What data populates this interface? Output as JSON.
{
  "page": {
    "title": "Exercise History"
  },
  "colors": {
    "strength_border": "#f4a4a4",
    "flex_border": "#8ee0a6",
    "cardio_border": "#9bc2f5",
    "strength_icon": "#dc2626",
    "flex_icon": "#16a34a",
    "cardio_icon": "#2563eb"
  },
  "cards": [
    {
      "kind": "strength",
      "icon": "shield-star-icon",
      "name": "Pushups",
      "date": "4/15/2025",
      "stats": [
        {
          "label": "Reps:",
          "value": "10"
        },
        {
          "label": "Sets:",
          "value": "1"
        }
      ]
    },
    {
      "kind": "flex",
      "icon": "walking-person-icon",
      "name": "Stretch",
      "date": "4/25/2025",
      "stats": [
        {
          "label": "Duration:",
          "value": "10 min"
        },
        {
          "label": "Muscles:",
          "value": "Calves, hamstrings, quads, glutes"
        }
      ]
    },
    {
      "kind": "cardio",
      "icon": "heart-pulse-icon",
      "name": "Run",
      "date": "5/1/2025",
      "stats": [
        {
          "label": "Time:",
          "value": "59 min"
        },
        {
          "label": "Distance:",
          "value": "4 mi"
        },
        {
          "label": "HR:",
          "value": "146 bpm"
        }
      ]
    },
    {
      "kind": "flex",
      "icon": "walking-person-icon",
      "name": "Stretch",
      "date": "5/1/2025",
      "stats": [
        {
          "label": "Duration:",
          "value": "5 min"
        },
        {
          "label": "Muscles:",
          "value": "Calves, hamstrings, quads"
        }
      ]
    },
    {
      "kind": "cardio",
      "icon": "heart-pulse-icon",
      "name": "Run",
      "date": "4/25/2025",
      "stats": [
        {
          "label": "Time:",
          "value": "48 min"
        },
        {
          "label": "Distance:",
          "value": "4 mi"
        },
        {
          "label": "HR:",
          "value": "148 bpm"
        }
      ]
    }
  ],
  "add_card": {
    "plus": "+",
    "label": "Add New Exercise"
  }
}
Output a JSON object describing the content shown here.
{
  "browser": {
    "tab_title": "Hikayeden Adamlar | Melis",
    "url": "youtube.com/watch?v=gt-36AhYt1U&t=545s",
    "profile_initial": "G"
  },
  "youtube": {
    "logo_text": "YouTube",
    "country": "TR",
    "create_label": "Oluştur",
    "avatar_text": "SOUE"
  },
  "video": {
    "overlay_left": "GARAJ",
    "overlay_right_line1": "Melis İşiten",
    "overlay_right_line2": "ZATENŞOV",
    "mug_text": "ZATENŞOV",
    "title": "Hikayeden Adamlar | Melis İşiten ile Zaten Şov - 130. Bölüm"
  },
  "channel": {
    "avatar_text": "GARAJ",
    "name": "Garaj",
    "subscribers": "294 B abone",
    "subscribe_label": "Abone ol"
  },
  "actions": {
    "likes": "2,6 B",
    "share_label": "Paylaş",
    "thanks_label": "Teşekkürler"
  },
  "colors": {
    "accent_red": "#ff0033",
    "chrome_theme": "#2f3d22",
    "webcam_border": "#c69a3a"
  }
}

= = = =

**Your goal:** Using the material above, extract the line that contains "Output a JSON" and every line after it, exactly as given; stop at the last line.

**Response below:**
Output a JSON object describing the content shown here.
{
  "browser": {
    "tab_title": "Hikayeden Adamlar | Melis",
    "url": "youtube.com/watch?v=gt-36AhYt1U&t=545s",
    "profile_initial": "G"
  },
  "youtube": {
    "logo_text": "YouTube",
    "country": "TR",
    "create_label": "Oluştur",
    "avatar_text": "SOUE"
  },
  "video": {
    "overlay_left": "GARAJ",
    "overlay_right_line1": "Melis İşiten",
    "overlay_right_line2": "ZATENŞOV",
    "mug_text": "ZATENŞOV",
    "title": "Hikayeden Adamlar | Melis İşiten ile Zaten Şov - 130. Bölüm"
  },
  "channel": {
    "avatar_text": "GARAJ",
    "name": "Garaj",
    "subscribers": "294 B abone",
    "subscribe_label": "Abone ol"
  },
  "actions": {
    "likes": "2,6 B",
    "share_label": "Paylaş",
    "thanks_label": "Teşekkürler"
  },
  "colors": {
    "accent_red": "#ff0033",
    "chrome_theme": "#2f3d22",
    "webcam_border": "#c69a3a"
  }
}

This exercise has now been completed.